### GOAL OF THE EXERCISE:
Edit the rows from the line with "option-text: Nông nghiệp. xyxy=(225,174,263,182)" to the line with "option-letter: A. xyxy=(39,174,45,182)" by changing "option-letter" to "choice-letter" and leaving everything else as it is. Give back only those rows.

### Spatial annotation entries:
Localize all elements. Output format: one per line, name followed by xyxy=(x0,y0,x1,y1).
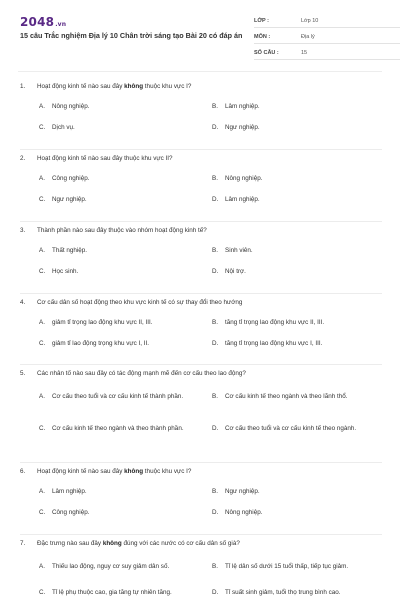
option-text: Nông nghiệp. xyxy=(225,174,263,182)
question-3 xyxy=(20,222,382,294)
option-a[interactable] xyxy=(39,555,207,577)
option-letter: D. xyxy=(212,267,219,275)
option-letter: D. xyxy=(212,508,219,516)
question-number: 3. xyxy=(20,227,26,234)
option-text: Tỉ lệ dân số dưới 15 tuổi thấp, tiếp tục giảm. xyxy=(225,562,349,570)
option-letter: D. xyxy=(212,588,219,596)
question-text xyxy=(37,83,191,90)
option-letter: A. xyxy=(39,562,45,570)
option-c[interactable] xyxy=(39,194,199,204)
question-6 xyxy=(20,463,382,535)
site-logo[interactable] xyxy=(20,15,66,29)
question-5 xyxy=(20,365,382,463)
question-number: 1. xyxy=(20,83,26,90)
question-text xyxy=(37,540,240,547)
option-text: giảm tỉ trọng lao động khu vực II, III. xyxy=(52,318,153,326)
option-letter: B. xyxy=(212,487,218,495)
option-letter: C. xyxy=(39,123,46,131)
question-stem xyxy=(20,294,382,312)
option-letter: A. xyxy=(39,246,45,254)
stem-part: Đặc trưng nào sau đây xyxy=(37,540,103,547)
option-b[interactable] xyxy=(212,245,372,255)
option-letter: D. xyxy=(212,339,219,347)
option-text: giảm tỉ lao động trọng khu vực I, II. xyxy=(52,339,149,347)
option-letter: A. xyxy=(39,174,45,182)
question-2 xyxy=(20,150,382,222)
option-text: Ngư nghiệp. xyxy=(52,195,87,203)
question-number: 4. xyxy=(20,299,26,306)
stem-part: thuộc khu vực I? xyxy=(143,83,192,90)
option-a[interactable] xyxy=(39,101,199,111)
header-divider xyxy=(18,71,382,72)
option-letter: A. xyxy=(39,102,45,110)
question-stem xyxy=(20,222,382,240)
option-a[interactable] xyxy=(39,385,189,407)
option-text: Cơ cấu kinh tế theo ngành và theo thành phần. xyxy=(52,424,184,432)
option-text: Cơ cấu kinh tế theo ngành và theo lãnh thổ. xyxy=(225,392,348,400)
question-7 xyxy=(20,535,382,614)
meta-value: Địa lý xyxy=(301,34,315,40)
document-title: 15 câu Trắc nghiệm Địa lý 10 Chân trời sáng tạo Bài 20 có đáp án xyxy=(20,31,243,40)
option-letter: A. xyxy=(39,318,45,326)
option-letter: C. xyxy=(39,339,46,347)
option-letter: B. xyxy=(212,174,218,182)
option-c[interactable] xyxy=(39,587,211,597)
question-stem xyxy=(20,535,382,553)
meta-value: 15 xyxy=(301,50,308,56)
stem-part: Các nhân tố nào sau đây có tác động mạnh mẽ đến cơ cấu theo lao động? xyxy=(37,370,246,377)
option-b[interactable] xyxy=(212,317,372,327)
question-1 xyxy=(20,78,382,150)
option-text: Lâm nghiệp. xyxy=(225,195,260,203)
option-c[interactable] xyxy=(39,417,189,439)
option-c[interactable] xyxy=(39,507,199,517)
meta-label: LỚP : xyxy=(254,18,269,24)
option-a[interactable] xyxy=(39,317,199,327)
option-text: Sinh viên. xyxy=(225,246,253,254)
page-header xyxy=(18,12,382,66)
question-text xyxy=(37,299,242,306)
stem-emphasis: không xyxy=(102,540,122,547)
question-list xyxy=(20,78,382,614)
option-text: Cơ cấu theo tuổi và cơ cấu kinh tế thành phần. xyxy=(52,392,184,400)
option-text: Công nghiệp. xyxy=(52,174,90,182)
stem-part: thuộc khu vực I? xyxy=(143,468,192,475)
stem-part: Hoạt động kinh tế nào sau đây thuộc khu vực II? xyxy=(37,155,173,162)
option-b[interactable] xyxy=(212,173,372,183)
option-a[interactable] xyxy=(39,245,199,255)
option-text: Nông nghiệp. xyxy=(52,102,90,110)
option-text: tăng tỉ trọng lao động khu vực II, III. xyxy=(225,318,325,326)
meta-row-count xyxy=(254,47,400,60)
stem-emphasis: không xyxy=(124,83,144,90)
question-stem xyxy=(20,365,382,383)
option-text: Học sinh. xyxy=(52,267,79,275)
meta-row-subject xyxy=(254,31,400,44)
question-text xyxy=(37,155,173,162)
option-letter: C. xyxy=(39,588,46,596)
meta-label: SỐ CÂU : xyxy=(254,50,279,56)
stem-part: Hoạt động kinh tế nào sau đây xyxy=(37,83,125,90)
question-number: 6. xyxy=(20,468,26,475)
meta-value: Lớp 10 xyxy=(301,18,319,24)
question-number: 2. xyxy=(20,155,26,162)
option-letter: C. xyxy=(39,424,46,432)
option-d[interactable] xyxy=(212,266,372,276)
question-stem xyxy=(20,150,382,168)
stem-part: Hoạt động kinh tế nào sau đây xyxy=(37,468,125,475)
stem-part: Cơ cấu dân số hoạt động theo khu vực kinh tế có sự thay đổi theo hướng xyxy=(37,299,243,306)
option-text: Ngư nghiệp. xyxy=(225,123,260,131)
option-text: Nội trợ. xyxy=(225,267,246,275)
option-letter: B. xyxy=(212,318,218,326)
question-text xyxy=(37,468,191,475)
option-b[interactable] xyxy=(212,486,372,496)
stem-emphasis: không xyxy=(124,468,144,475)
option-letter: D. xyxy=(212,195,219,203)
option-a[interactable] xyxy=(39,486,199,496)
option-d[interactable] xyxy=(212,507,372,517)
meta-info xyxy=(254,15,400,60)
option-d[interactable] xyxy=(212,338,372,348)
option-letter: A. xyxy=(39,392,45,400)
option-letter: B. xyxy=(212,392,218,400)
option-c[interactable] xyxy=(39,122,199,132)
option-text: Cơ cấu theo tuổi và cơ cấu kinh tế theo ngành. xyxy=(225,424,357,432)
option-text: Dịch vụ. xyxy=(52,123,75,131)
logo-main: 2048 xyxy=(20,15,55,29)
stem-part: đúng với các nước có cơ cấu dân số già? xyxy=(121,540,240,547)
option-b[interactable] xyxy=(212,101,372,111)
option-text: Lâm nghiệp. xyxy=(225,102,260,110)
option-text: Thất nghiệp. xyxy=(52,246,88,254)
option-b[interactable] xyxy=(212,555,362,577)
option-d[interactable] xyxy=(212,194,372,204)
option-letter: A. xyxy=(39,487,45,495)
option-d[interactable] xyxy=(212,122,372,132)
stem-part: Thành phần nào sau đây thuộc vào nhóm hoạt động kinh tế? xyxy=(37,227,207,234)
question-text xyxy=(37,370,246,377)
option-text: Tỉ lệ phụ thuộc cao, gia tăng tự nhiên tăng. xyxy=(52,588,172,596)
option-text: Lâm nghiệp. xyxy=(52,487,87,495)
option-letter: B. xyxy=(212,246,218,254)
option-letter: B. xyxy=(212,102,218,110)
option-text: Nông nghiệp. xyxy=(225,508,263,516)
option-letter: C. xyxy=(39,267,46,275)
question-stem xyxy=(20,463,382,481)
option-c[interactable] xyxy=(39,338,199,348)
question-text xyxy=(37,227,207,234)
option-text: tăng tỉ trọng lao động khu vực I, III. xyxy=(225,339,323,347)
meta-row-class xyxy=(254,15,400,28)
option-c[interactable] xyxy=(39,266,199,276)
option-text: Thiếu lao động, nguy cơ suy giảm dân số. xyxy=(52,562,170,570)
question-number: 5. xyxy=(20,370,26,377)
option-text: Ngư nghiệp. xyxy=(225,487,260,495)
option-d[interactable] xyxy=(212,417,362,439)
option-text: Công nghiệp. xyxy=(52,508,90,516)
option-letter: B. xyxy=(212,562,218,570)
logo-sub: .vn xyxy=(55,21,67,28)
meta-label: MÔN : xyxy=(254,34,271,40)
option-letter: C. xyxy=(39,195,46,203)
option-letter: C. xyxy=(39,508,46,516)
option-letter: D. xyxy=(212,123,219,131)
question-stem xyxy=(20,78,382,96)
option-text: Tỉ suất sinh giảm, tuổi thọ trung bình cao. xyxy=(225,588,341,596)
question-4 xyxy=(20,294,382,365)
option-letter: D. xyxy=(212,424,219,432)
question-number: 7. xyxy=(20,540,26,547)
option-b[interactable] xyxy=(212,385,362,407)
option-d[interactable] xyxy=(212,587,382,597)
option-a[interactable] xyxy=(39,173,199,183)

### RESPONSE:
option-text: Nông nghiệp. xyxy=(225,174,263,182)
question-3 xyxy=(20,222,382,294)
option-a[interactable] xyxy=(39,555,207,577)
choice-letter: D. xyxy=(212,267,219,275)
choice-letter: D. xyxy=(212,508,219,516)
question-number: 3. xyxy=(20,227,26,234)
option-text: Tỉ lệ dân số dưới 15 tuổi thấp, tiếp tục giảm. xyxy=(225,562,349,570)
choice-letter: D. xyxy=(212,588,219,596)
question-text xyxy=(37,83,191,90)
choice-letter: A. xyxy=(39,562,45,570)
option-c[interactable] xyxy=(39,194,199,204)
question-6 xyxy=(20,463,382,535)
site-logo[interactable] xyxy=(20,15,66,29)
question-5 xyxy=(20,365,382,463)
question-number: 1. xyxy=(20,83,26,90)
question-text xyxy=(37,540,240,547)
option-text: giảm tỉ trọng lao động khu vực II, III. xyxy=(52,318,153,326)
choice-letter: B. xyxy=(212,487,218,495)
choice-letter: C. xyxy=(39,123,46,131)
question-stem xyxy=(20,294,382,312)
choice-letter: A. xyxy=(39,246,45,254)
stem-part: Đặc trưng nào sau đây xyxy=(37,540,103,547)
option-b[interactable] xyxy=(212,245,372,255)
choice-letter: D. xyxy=(212,339,219,347)
option-text: giảm tỉ lao động trọng khu vực I, II. xyxy=(52,339,149,347)
choice-letter: A. xyxy=(39,174,45,182)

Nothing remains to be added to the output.